**RECORD LIST**.
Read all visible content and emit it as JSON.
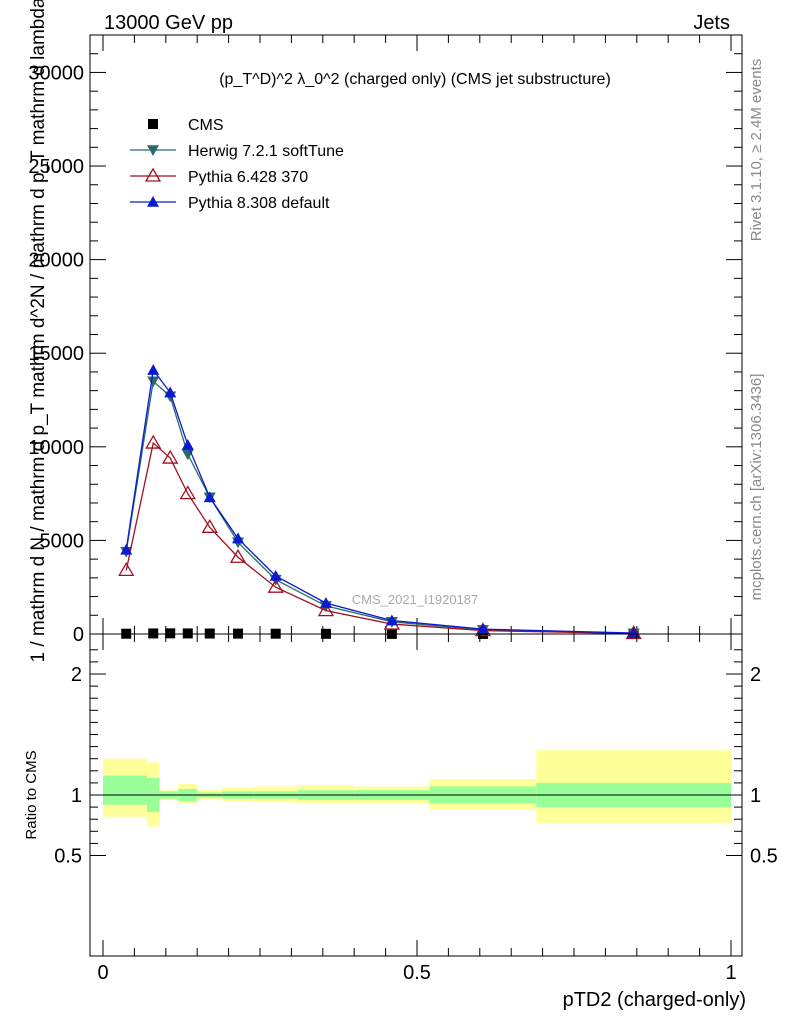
{
  "header": {
    "left": "13000 GeV pp",
    "right": "Jets"
  },
  "side_labels": {
    "rivet": "Rivet 3.1.10, ≥ 2.4M events",
    "mcplots": "mcplots.cern.ch [arXiv:1306.3436]"
  },
  "watermark": "CMS_2021_I1920187",
  "colors": {
    "cms": "#000000",
    "herwig": "#2a6a6a",
    "pythia6": "#a01020",
    "pythia8": "#0a1ad0",
    "band_inner": "#99ff99",
    "band_outer": "#ffff99"
  },
  "chart_data": [
    {
      "type": "line",
      "title": "(p_T^D)^2 λ_0^2 (charged only) (CMS jet substructure)",
      "ylabel": "1 / mathrm d N / mathrm d p_T mathrm d^2N / mathrm d p_T mathrm d lambda",
      "xlim": [
        0,
        1
      ],
      "ylim": [
        0,
        32000
      ],
      "yticks": [
        0,
        5000,
        10000,
        15000,
        20000,
        25000,
        30000
      ],
      "ytick_labels": [
        "0",
        "5000",
        "10000",
        "15000",
        "20000",
        "25000",
        "30000"
      ],
      "x": [
        0.037,
        0.08,
        0.107,
        0.135,
        0.17,
        0.215,
        0.275,
        0.355,
        0.46,
        0.605,
        0.845
      ],
      "series": [
        {
          "name": "CMS",
          "marker": "square",
          "values": [
            15,
            30,
            35,
            30,
            25,
            20,
            15,
            10,
            6,
            3,
            1
          ]
        },
        {
          "name": "Herwig 7.2.1 softTune",
          "marker": "triangle-down",
          "values": [
            4400,
            13500,
            12700,
            9600,
            7300,
            4900,
            2900,
            1500,
            650,
            220,
            40
          ]
        },
        {
          "name": "Pythia 6.428 370",
          "marker": "triangle-open",
          "values": [
            3400,
            10200,
            9400,
            7500,
            5700,
            4100,
            2500,
            1250,
            530,
            180,
            30
          ]
        },
        {
          "name": "Pythia 8.308 default",
          "marker": "triangle-up",
          "values": [
            4500,
            14100,
            12900,
            10100,
            7300,
            5100,
            3100,
            1650,
            720,
            260,
            50
          ]
        }
      ],
      "legend_position": "top-left"
    },
    {
      "type": "area",
      "ylabel": "Ratio to CMS",
      "xlabel": "pTD2 (charged-only)",
      "xlim": [
        0,
        1
      ],
      "ylim": [
        0.35,
        2.3
      ],
      "xticks": [
        0,
        0.5,
        1
      ],
      "xtick_labels": [
        "0",
        "0.5",
        "1"
      ],
      "yticks": [
        0.5,
        1,
        2
      ],
      "ytick_labels": [
        "0.5",
        "1",
        "2"
      ],
      "reference_line": 1,
      "bins": [
        {
          "x0": 0.0,
          "x1": 0.07,
          "inner": [
            0.92,
            1.16
          ],
          "outer": [
            0.82,
            1.3
          ]
        },
        {
          "x0": 0.07,
          "x1": 0.09,
          "inner": [
            0.86,
            1.14
          ],
          "outer": [
            0.74,
            1.27
          ]
        },
        {
          "x0": 0.09,
          "x1": 0.12,
          "inner": [
            0.97,
            1.03
          ],
          "outer": [
            0.96,
            1.04
          ]
        },
        {
          "x0": 0.12,
          "x1": 0.15,
          "inner": [
            0.95,
            1.05
          ],
          "outer": [
            0.93,
            1.09
          ]
        },
        {
          "x0": 0.15,
          "x1": 0.19,
          "inner": [
            0.98,
            1.02
          ],
          "outer": [
            0.96,
            1.04
          ]
        },
        {
          "x0": 0.19,
          "x1": 0.24,
          "inner": [
            0.97,
            1.03
          ],
          "outer": [
            0.95,
            1.06
          ]
        },
        {
          "x0": 0.24,
          "x1": 0.31,
          "inner": [
            0.97,
            1.03
          ],
          "outer": [
            0.94,
            1.07
          ]
        },
        {
          "x0": 0.31,
          "x1": 0.4,
          "inner": [
            0.96,
            1.04
          ],
          "outer": [
            0.93,
            1.08
          ]
        },
        {
          "x0": 0.4,
          "x1": 0.52,
          "inner": [
            0.96,
            1.04
          ],
          "outer": [
            0.93,
            1.07
          ]
        },
        {
          "x0": 0.52,
          "x1": 0.69,
          "inner": [
            0.93,
            1.07
          ],
          "outer": [
            0.88,
            1.13
          ]
        },
        {
          "x0": 0.69,
          "x1": 1.0,
          "inner": [
            0.9,
            1.1
          ],
          "outer": [
            0.77,
            1.37
          ]
        }
      ]
    }
  ]
}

**WHAT IS EXPECTED**. Quote the material word for word, dropping any images it holds.

**SOLUTION TO THIS TASK**.
Read all visible content and emit it as JSON.
{
  "header": {
    "left": "13000 GeV pp",
    "right": "Jets"
  },
  "side_labels": {
    "rivet": "Rivet 3.1.10, ≥ 2.4M events",
    "mcplots": "mcplots.cern.ch [arXiv:1306.3436]"
  },
  "watermark": "CMS_2021_I1920187",
  "colors": {
    "cms": "#000000",
    "herwig": "#2a6a6a",
    "pythia6": "#a01020",
    "pythia8": "#0a1ad0",
    "band_inner": "#99ff99",
    "band_outer": "#ffff99"
  },
  "chart_data": [
    {
      "type": "line",
      "title": "(p_T^D)^2 λ_0^2 (charged only) (CMS jet substructure)",
      "ylabel": "1 / mathrm d N / mathrm d p_T mathrm d^2N / mathrm d p_T mathrm d lambda",
      "xlim": [
        0,
        1
      ],
      "ylim": [
        0,
        32000
      ],
      "yticks": [
        0,
        5000,
        10000,
        15000,
        20000,
        25000,
        30000
      ],
      "ytick_labels": [
        "0",
        "5000",
        "10000",
        "15000",
        "20000",
        "25000",
        "30000"
      ],
      "x": [
        0.037,
        0.08,
        0.107,
        0.135,
        0.17,
        0.215,
        0.275,
        0.355,
        0.46,
        0.605,
        0.845
      ],
      "series": [
        {
          "name": "CMS",
          "marker": "square",
          "values": [
            15,
            30,
            35,
            30,
            25,
            20,
            15,
            10,
            6,
            3,
            1
          ]
        },
        {
          "name": "Herwig 7.2.1 softTune",
          "marker": "triangle-down",
          "values": [
            4400,
            13500,
            12700,
            9600,
            7300,
            4900,
            2900,
            1500,
            650,
            220,
            40
          ]
        },
        {
          "name": "Pythia 6.428 370",
          "marker": "triangle-open",
          "values": [
            3400,
            10200,
            9400,
            7500,
            5700,
            4100,
            2500,
            1250,
            530,
            180,
            30
          ]
        },
        {
          "name": "Pythia 8.308 default",
          "marker": "triangle-up",
          "values": [
            4500,
            14100,
            12900,
            10100,
            7300,
            5100,
            3100,
            1650,
            720,
            260,
            50
          ]
        }
      ],
      "legend_position": "top-left"
    },
    {
      "type": "area",
      "ylabel": "Ratio to CMS",
      "xlabel": "pTD2 (charged-only)",
      "xlim": [
        0,
        1
      ],
      "ylim": [
        0.35,
        2.3
      ],
      "xticks": [
        0,
        0.5,
        1
      ],
      "xtick_labels": [
        "0",
        "0.5",
        "1"
      ],
      "yticks": [
        0.5,
        1,
        2
      ],
      "ytick_labels": [
        "0.5",
        "1",
        "2"
      ],
      "reference_line": 1,
      "bins": [
        {
          "x0": 0.0,
          "x1": 0.07,
          "inner": [
            0.92,
            1.16
          ],
          "outer": [
            0.82,
            1.3
          ]
        },
        {
          "x0": 0.07,
          "x1": 0.09,
          "inner": [
            0.86,
            1.14
          ],
          "outer": [
            0.74,
            1.27
          ]
        },
        {
          "x0": 0.09,
          "x1": 0.12,
          "inner": [
            0.97,
            1.03
          ],
          "outer": [
            0.96,
            1.04
          ]
        },
        {
          "x0": 0.12,
          "x1": 0.15,
          "inner": [
            0.95,
            1.05
          ],
          "outer": [
            0.93,
            1.09
          ]
        },
        {
          "x0": 0.15,
          "x1": 0.19,
          "inner": [
            0.98,
            1.02
          ],
          "outer": [
            0.96,
            1.04
          ]
        },
        {
          "x0": 0.19,
          "x1": 0.24,
          "inner": [
            0.97,
            1.03
          ],
          "outer": [
            0.95,
            1.06
          ]
        },
        {
          "x0": 0.24,
          "x1": 0.31,
          "inner": [
            0.97,
            1.03
          ],
          "outer": [
            0.94,
            1.07
          ]
        },
        {
          "x0": 0.31,
          "x1": 0.4,
          "inner": [
            0.96,
            1.04
          ],
          "outer": [
            0.93,
            1.08
          ]
        },
        {
          "x0": 0.4,
          "x1": 0.52,
          "inner": [
            0.96,
            1.04
          ],
          "outer": [
            0.93,
            1.07
          ]
        },
        {
          "x0": 0.52,
          "x1": 0.69,
          "inner": [
            0.93,
            1.07
          ],
          "outer": [
            0.88,
            1.13
          ]
        },
        {
          "x0": 0.69,
          "x1": 1.0,
          "inner": [
            0.9,
            1.1
          ],
          "outer": [
            0.77,
            1.37
          ]
        }
      ]
    }
  ]
}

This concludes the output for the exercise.